-- Work to be completed --
Leave the pictures out, and retype all of the material exactly as written.

Figure record listings
--------------------------------

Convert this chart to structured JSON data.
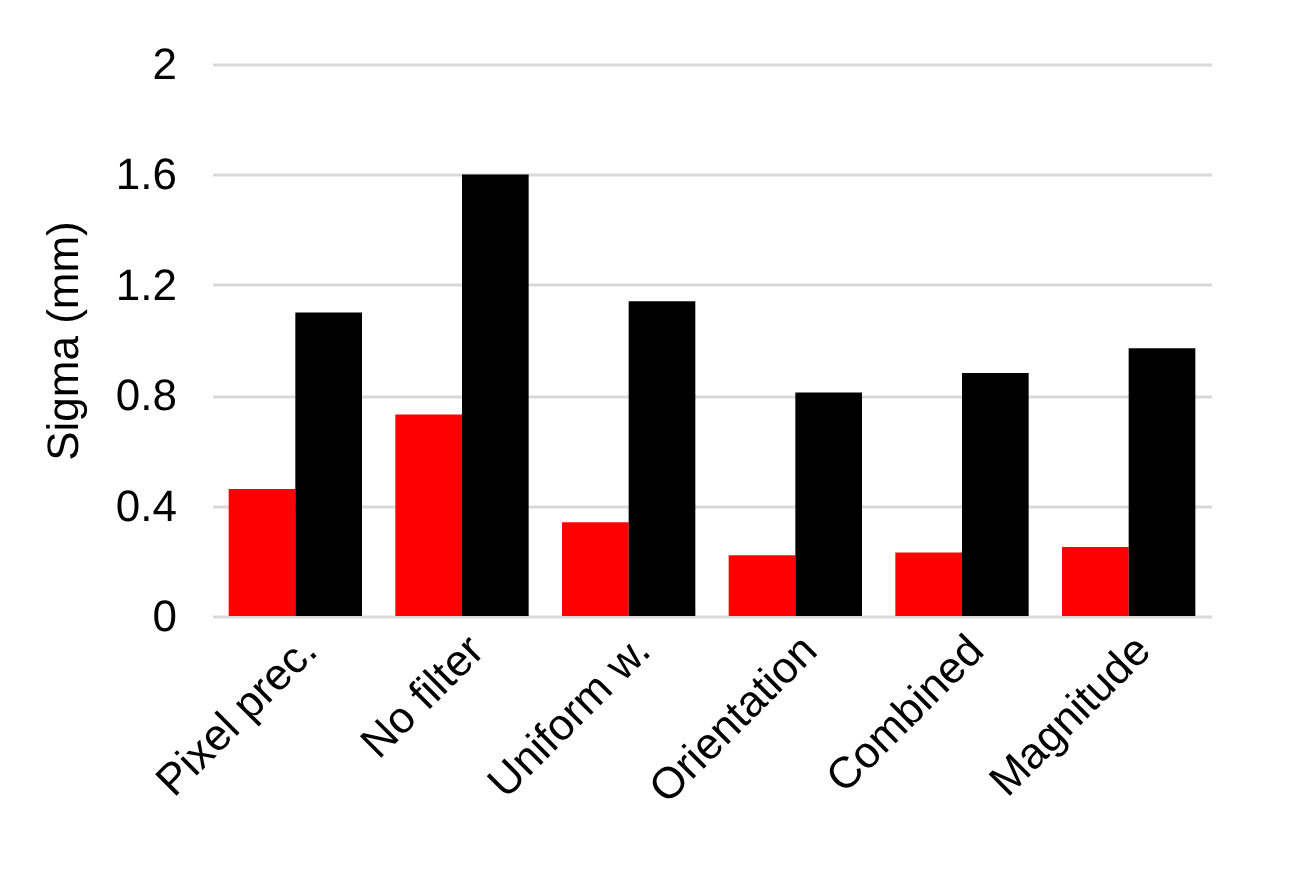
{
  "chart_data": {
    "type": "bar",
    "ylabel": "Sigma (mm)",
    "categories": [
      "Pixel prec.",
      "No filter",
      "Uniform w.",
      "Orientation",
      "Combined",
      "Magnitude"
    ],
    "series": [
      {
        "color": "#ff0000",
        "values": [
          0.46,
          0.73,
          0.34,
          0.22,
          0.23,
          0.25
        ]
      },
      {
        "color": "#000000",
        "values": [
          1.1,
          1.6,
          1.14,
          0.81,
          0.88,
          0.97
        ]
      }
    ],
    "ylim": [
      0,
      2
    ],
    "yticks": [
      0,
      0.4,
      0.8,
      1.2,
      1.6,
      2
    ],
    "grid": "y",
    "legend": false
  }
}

--------------------------------

-- Solution to this exercise --
Convert this chart to structured JSON data.
{
  "chart_data": {
    "type": "bar",
    "ylabel": "Sigma (mm)",
    "categories": [
      "Pixel prec.",
      "No filter",
      "Uniform w.",
      "Orientation",
      "Combined",
      "Magnitude"
    ],
    "series": [
      {
        "color": "#ff0000",
        "values": [
          0.46,
          0.73,
          0.34,
          0.22,
          0.23,
          0.25
        ]
      },
      {
        "color": "#000000",
        "values": [
          1.1,
          1.6,
          1.14,
          0.81,
          0.88,
          0.97
        ]
      }
    ],
    "ylim": [
      0,
      2
    ],
    "yticks": [
      0,
      0.4,
      0.8,
      1.2,
      1.6,
      2
    ],
    "grid": "y",
    "legend": false
  }
}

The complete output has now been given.